• [DATASET EXCERPTS]
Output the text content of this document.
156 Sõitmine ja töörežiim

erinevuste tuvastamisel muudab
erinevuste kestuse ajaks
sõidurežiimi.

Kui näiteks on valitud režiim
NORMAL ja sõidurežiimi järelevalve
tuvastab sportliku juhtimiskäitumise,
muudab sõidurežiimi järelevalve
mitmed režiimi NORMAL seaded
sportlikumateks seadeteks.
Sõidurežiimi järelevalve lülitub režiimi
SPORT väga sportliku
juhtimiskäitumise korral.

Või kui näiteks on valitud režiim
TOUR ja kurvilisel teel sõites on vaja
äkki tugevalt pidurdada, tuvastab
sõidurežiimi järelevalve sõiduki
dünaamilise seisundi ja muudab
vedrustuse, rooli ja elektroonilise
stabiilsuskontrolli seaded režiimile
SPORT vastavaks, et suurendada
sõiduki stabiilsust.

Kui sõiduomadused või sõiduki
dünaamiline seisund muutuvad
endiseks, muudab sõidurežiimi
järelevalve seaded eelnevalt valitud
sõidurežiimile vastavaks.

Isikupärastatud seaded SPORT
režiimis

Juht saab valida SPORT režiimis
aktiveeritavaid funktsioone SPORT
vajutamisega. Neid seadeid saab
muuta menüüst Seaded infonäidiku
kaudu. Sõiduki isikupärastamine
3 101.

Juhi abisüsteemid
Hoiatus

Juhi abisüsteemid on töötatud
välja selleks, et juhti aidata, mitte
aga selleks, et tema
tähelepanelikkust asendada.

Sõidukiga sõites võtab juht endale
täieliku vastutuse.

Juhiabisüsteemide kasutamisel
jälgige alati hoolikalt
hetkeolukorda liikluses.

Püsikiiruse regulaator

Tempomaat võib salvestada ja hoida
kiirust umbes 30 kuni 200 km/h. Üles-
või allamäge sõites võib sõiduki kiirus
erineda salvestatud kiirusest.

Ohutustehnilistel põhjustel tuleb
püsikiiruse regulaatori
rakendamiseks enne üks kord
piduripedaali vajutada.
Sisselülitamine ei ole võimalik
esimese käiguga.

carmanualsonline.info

• [YOUR GOAL]
Return the listing above in full, character for character.

• [RESPONSE]
Output the text content of this document.
156 Sõitmine ja töörežiim

erinevuste tuvastamisel muudab
erinevuste kestuse ajaks
sõidurežiimi.

Kui näiteks on valitud režiim
NORMAL ja sõidurežiimi järelevalve
tuvastab sportliku juhtimiskäitumise,
muudab sõidurežiimi järelevalve
mitmed režiimi NORMAL seaded
sportlikumateks seadeteks.
Sõidurežiimi järelevalve lülitub režiimi
SPORT väga sportliku
juhtimiskäitumise korral.

Või kui näiteks on valitud režiim
TOUR ja kurvilisel teel sõites on vaja
äkki tugevalt pidurdada, tuvastab
sõidurežiimi järelevalve sõiduki
dünaamilise seisundi ja muudab
vedrustuse, rooli ja elektroonilise
stabiilsuskontrolli seaded režiimile
SPORT vastavaks, et suurendada
sõiduki stabiilsust.

Kui sõiduomadused või sõiduki
dünaamiline seisund muutuvad
endiseks, muudab sõidurežiimi
järelevalve seaded eelnevalt valitud
sõidurežiimile vastavaks.

Isikupärastatud seaded SPORT
režiimis

Juht saab valida SPORT režiimis
aktiveeritavaid funktsioone SPORT
vajutamisega. Neid seadeid saab
muuta menüüst Seaded infonäidiku
kaudu. Sõiduki isikupärastamine
3 101.

Juhi abisüsteemid
Hoiatus

Juhi abisüsteemid on töötatud
välja selleks, et juhti aidata, mitte
aga selleks, et tema
tähelepanelikkust asendada.

Sõidukiga sõites võtab juht endale
täieliku vastutuse.

Juhiabisüsteemide kasutamisel
jälgige alati hoolikalt
hetkeolukorda liikluses.

Püsikiiruse regulaator

Tempomaat võib salvestada ja hoida
kiirust umbes 30 kuni 200 km/h. Üles-
või allamäge sõites võib sõiduki kiirus
erineda salvestatud kiirusest.

Ohutustehnilistel põhjustel tuleb
püsikiiruse regulaatori
rakendamiseks enne üks kord
piduripedaali vajutada.
Sisselülitamine ei ole võimalik
esimese käiguga.

carmanualsonline.info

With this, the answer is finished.